### Brief:
Transcribe each line of the material as it is, and drop any picture.

### Rows:
------------------------------
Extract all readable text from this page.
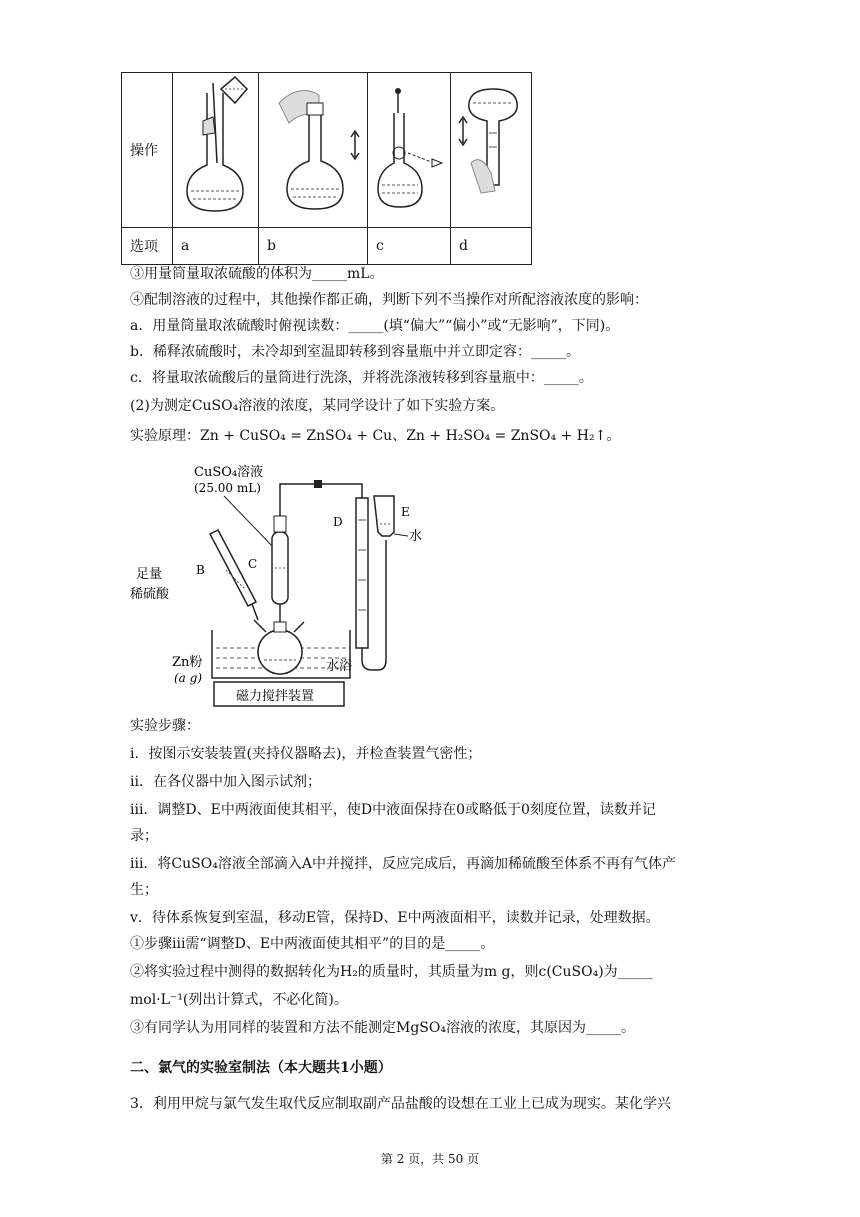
操作				
选项	a	b	c	d
③用量筒量取浓硫酸的体积为_____mL。
④配制溶液的过程中，其他操作都正确，判断下列不当操作对所配溶液浓度的影响：
a．用量筒量取浓硫酸时俯视读数：_____(填“偏大”“偏小”或“无影响”，下同)。
b．稀释浓硫酸时，未冷却到室温即转移到容量瓶中并立即定容：_____。
c．将量取浓硫酸后的量筒进行洗涤，并将洗涤液转移到容量瓶中：_____。
(2)为测定CuSO₄溶液的浓度，某同学设计了如下实验方案。
实验原理：Zn + CuSO₄ = ZnSO₄ + Cu、Zn + H₂SO₄ = ZnSO₄ + H₂↑。
CuSO₄溶液
(25.00 mL)
足量
稀硫酸
B	C
D
E
水
Zn粉
(a g)
水浴
磁力搅拌装置
实验步骤：
i．按图示安装装置(夹持仪器略去)，并检查装置气密性；
ii．在各仪器中加入图示试剂；
iii．调整D、E中两液面使其相平，使D中液面保持在0或略低于0刻度位置，读数并记
录；
iii．将CuSO₄溶液全部滴入A中并搅拌，反应完成后，再滴加稀硫酸至体系不再有气体产
生；
v．待体系恢复到室温，移动E管，保持D、E中两液面相平，读数并记录，处理数据。
①步骤iii需“调整D、E中两液面使其相平”的目的是_____。
②将实验过程中测得的数据转化为H₂的质量时，其质量为m g，则c(CuSO₄)为_____
mol·L⁻¹(列出计算式，不必化简)。
③有同学认为用同样的装置和方法不能测定MgSO₄溶液的浓度，其原因为_____。
二、氯气的实验室制法（本大题共1小题）
3．利用甲烷与氯气发生取代反应制取副产品盐酸的设想在工业上已成为现实。某化学兴
第 2 页，共 50 页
------------------------------
### Response for this exercise:
Extract all readable text from this page.
操作				
选项	a	b	c	d
③用量筒量取浓硫酸的体积为_____mL。
④配制溶液的过程中，其他操作都正确，判断下列不当操作对所配溶液浓度的影响：
a．用量筒量取浓硫酸时俯视读数：_____(填“偏大”“偏小”或“无影响”，下同)。
b．稀释浓硫酸时，未冷却到室温即转移到容量瓶中并立即定容：_____。
c．将量取浓硫酸后的量筒进行洗涤，并将洗涤液转移到容量瓶中：_____。
(2)为测定CuSO₄溶液的浓度，某同学设计了如下实验方案。
实验原理：Zn + CuSO₄ = ZnSO₄ + Cu、Zn + H₂SO₄ = ZnSO₄ + H₂↑。
CuSO₄溶液
(25.00 mL)
足量
稀硫酸
B	C
D
E
水
Zn粉
(a g)
水浴
磁力搅拌装置
实验步骤：
i．按图示安装装置(夹持仪器略去)，并检查装置气密性；
ii．在各仪器中加入图示试剂；
iii．调整D、E中两液面使其相平，使D中液面保持在0或略低于0刻度位置，读数并记
录；
iii．将CuSO₄溶液全部滴入A中并搅拌，反应完成后，再滴加稀硫酸至体系不再有气体产
生；
v．待体系恢复到室温，移动E管，保持D、E中两液面相平，读数并记录，处理数据。
①步骤iii需“调整D、E中两液面使其相平”的目的是_____。
②将实验过程中测得的数据转化为H₂的质量时，其质量为m g，则c(CuSO₄)为_____
mol·L⁻¹(列出计算式，不必化简)。
③有同学认为用同样的装置和方法不能测定MgSO₄溶液的浓度，其原因为_____。
二、氯气的实验室制法（本大题共1小题）
3．利用甲烷与氯气发生取代反应制取副产品盐酸的设想在工业上已成为现实。某化学兴
第 2 页，共 50 页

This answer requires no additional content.